→ What to work on:
Find every line in the records below that holds the word "screenshot" and copy it.

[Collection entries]
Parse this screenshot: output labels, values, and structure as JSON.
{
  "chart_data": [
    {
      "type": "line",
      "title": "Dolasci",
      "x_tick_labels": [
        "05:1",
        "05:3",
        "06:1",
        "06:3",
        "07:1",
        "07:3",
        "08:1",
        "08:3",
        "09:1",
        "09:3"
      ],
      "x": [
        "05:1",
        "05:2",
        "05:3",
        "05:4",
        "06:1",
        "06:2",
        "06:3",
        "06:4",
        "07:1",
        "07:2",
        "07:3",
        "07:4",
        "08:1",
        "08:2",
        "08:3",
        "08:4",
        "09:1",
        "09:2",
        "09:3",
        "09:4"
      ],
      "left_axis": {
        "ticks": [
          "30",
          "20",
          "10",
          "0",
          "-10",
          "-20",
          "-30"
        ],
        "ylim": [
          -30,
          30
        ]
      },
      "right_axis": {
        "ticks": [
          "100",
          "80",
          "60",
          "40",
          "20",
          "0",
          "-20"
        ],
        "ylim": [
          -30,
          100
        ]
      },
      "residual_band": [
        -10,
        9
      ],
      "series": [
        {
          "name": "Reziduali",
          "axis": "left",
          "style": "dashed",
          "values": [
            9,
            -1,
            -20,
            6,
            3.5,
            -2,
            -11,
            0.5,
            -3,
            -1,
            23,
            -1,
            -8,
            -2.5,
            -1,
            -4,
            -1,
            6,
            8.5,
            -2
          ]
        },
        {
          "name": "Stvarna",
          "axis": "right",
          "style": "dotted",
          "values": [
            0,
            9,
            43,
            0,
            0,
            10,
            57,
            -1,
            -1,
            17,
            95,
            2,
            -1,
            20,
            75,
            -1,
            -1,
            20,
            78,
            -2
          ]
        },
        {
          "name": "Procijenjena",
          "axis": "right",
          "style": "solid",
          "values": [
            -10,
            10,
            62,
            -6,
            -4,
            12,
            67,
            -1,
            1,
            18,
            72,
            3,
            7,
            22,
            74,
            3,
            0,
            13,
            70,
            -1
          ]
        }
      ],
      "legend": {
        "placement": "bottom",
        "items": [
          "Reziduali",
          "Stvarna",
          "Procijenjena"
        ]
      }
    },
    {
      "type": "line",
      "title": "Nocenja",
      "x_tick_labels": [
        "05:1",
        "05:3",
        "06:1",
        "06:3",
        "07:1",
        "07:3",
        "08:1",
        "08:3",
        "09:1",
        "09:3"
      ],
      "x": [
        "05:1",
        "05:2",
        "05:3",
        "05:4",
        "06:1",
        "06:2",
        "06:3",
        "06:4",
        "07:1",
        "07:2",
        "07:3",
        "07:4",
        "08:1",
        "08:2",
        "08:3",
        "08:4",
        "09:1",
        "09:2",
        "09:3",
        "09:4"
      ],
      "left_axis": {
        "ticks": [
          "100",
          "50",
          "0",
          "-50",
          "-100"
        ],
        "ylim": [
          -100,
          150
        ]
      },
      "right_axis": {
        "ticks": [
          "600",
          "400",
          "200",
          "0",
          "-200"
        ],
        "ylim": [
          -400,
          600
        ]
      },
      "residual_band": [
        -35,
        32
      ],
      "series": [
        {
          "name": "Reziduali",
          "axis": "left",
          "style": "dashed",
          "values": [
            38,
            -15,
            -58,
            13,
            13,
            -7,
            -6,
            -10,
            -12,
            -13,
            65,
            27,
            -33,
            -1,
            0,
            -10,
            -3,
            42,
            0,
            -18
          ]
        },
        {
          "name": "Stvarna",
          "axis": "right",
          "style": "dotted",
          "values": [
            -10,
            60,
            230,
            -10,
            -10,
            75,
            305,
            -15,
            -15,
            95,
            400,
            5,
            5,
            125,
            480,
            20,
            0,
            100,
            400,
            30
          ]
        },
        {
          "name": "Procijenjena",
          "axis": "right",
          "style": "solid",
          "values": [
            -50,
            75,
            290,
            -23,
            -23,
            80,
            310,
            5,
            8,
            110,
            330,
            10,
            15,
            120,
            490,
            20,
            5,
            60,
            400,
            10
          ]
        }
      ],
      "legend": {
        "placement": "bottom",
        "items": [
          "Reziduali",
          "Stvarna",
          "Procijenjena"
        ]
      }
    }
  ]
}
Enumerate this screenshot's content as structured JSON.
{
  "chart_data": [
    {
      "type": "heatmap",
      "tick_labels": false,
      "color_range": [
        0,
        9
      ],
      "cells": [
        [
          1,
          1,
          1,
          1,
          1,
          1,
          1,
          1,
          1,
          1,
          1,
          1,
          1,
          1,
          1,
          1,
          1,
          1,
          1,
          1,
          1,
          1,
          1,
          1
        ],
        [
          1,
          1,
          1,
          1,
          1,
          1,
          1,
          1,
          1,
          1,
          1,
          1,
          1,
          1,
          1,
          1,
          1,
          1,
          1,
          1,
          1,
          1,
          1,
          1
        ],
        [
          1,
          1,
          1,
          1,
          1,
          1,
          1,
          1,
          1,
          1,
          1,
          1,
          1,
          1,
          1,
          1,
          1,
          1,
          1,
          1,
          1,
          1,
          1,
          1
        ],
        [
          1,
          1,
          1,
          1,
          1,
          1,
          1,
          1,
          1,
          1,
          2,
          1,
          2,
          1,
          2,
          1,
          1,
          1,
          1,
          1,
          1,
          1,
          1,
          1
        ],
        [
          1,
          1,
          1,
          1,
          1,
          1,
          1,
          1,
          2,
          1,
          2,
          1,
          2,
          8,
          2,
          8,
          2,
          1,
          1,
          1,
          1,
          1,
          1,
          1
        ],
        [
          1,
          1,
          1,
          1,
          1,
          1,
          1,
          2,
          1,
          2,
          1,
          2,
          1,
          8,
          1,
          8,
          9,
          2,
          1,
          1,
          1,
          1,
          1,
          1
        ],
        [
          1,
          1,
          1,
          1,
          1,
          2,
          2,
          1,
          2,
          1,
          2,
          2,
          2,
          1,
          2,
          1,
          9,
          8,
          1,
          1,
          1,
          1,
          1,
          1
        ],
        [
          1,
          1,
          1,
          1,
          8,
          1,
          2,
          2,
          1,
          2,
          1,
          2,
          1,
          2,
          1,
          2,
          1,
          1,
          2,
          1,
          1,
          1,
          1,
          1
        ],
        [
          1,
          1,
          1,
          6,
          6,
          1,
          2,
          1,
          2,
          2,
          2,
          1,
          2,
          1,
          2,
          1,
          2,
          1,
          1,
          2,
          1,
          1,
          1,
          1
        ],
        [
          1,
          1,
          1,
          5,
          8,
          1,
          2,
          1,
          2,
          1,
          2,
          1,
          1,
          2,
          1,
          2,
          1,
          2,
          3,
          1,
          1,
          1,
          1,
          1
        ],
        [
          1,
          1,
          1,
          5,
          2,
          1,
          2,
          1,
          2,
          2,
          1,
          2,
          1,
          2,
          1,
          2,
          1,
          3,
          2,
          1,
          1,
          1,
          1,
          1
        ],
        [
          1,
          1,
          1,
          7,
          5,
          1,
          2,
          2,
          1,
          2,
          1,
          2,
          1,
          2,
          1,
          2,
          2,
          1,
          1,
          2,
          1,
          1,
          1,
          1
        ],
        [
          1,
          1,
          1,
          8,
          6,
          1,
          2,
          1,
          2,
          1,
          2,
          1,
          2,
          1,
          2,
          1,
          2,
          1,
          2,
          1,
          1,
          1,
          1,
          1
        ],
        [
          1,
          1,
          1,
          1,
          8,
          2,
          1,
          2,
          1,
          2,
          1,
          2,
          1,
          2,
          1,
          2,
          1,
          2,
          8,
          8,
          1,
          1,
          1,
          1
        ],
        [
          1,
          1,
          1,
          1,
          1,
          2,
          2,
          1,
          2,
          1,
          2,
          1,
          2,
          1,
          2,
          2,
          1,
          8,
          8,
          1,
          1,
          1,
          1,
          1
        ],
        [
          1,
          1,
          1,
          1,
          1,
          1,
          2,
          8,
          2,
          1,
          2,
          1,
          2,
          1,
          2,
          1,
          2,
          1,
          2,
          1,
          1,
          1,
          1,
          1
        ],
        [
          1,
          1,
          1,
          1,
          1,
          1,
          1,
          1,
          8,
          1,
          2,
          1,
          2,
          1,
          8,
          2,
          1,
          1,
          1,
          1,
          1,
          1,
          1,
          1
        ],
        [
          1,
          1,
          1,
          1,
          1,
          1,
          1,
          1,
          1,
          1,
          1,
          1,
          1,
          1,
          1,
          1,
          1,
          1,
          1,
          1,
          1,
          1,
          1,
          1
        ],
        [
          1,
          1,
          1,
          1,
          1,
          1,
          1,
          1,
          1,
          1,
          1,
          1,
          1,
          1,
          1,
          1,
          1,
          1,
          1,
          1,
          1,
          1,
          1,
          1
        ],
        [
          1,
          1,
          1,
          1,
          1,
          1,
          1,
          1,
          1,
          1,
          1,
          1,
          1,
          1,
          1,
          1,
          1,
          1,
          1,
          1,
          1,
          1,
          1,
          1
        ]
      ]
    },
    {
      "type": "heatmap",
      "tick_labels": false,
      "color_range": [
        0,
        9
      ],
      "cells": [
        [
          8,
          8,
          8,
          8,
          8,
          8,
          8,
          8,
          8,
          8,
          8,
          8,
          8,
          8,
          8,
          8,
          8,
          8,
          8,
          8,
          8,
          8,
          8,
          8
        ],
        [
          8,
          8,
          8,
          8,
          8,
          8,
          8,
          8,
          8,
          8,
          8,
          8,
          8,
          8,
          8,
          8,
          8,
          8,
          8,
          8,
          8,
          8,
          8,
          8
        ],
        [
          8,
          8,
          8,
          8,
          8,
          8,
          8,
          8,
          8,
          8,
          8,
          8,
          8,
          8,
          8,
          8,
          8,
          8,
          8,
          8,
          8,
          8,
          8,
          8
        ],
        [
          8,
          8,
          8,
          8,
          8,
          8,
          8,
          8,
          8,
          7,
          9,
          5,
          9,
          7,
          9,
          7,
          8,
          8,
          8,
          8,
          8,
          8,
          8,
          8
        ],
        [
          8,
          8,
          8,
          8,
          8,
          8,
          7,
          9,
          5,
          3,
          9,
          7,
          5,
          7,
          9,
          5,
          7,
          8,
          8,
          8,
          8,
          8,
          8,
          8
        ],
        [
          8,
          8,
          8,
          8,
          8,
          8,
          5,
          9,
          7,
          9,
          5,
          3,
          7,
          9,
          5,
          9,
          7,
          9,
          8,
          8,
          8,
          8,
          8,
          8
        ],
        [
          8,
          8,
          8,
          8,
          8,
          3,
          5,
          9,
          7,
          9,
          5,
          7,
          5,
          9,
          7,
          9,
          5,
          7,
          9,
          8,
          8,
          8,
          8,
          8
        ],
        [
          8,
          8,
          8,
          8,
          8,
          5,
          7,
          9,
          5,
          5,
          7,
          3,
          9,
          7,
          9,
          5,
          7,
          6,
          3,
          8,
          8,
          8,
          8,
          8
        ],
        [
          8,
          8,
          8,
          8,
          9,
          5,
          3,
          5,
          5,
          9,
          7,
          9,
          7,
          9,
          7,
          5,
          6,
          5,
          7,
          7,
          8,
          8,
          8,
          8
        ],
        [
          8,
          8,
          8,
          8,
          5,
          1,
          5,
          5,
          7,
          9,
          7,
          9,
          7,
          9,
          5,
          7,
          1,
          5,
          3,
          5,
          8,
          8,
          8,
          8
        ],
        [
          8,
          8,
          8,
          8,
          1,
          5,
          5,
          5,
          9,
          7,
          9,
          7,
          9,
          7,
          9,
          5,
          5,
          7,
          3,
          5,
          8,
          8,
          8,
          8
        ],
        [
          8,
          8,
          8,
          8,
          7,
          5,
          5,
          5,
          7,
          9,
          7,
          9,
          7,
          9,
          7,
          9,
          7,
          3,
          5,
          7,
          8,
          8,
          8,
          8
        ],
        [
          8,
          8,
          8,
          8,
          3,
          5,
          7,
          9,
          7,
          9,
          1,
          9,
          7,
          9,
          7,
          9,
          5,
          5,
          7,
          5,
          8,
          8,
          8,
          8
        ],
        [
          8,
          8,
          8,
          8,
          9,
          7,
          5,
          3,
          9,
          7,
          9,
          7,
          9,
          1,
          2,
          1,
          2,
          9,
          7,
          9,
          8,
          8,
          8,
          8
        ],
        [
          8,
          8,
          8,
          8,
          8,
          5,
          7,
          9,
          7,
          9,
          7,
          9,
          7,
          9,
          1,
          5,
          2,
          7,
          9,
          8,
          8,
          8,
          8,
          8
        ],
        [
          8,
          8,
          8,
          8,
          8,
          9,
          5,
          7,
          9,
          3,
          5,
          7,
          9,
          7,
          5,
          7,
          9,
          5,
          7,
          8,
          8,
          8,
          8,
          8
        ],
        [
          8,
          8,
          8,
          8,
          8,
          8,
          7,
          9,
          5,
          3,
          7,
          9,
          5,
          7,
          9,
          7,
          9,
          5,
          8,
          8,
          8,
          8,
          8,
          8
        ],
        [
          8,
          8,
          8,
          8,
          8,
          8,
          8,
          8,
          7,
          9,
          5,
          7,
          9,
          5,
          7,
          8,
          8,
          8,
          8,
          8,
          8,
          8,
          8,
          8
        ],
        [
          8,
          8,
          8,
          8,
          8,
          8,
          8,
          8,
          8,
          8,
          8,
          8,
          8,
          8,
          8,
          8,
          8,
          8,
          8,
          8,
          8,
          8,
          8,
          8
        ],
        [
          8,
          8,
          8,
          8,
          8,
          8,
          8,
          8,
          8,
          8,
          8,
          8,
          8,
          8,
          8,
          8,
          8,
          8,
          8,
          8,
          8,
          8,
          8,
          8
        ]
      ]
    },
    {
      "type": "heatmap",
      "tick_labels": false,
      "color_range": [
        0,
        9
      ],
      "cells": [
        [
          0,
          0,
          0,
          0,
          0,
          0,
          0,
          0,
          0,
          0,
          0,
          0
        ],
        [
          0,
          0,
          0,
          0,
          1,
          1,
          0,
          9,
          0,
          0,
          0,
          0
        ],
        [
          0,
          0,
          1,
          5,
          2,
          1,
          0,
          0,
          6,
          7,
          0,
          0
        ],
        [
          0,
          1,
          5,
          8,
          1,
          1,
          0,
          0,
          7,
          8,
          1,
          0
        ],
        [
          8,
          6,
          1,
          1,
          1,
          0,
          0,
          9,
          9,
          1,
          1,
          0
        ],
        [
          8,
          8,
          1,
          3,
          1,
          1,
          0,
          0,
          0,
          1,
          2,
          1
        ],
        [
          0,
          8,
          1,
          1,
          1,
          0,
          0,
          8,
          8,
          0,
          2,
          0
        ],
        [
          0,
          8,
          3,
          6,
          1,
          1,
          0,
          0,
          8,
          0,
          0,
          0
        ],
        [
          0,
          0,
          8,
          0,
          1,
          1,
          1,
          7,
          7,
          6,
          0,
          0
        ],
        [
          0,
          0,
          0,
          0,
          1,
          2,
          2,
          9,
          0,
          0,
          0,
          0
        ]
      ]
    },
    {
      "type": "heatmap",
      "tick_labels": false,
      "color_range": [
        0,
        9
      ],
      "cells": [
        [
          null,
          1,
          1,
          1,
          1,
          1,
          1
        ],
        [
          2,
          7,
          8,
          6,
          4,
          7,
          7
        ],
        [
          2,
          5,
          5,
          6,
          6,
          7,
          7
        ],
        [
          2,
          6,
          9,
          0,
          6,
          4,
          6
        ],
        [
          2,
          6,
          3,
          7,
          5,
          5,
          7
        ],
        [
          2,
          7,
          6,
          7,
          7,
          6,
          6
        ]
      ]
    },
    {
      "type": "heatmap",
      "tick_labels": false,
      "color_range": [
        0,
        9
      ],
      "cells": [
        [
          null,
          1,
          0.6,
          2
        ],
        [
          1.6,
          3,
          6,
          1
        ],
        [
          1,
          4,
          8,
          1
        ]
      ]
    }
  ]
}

→ Response:
Parse this screenshot: output labels, values, and structure as JSON.
Enumerate this screenshot's content as structured JSON.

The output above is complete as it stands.